**Description of the task**.
Reproduce every entry below precisely. Pictures are excluded from the copy.

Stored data
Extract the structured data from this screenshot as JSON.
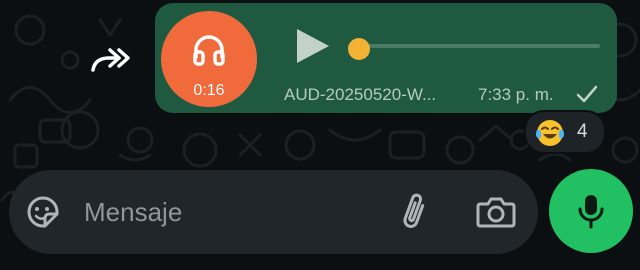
{
  "chat": {
    "voice_message": {
      "duration": "0:16",
      "file_name": "AUD-20250520-W...",
      "time": "7:33 p. m.",
      "playback_progress": 0.0
    },
    "reaction": {
      "emoji": "face-with-tears-of-joy",
      "count": "4"
    }
  },
  "composer": {
    "placeholder": "Mensaje"
  },
  "icons": {
    "forward": "forward-icon",
    "headphones": "headphones-icon",
    "play": "play-icon",
    "read_check": "check-icon",
    "sticker": "sticker-icon",
    "attach": "paperclip-icon",
    "camera": "camera-icon",
    "mic": "microphone-icon"
  },
  "colors": {
    "background": "#0b0f12",
    "bubble": "#1f5a40",
    "avatar": "#f06a3c",
    "seek_thumb": "#f2b233",
    "composer": "#20262a",
    "mic_button": "#21c063"
  }
}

**Solution below**.
Extract the structured data from this screenshot as JSON.
{
  "chat": {
    "voice_message": {
      "duration": "0:16",
      "file_name": "AUD-20250520-W...",
      "time": "7:33 p. m.",
      "playback_progress": 0.0
    },
    "reaction": {
      "emoji": "face-with-tears-of-joy",
      "count": "4"
    }
  },
  "composer": {
    "placeholder": "Mensaje"
  },
  "icons": {
    "forward": "forward-icon",
    "headphones": "headphones-icon",
    "play": "play-icon",
    "read_check": "check-icon",
    "sticker": "sticker-icon",
    "attach": "paperclip-icon",
    "camera": "camera-icon",
    "mic": "microphone-icon"
  },
  "colors": {
    "background": "#0b0f12",
    "bubble": "#1f5a40",
    "avatar": "#f06a3c",
    "seek_thumb": "#f2b233",
    "composer": "#20262a",
    "mic_button": "#21c063"
  }
}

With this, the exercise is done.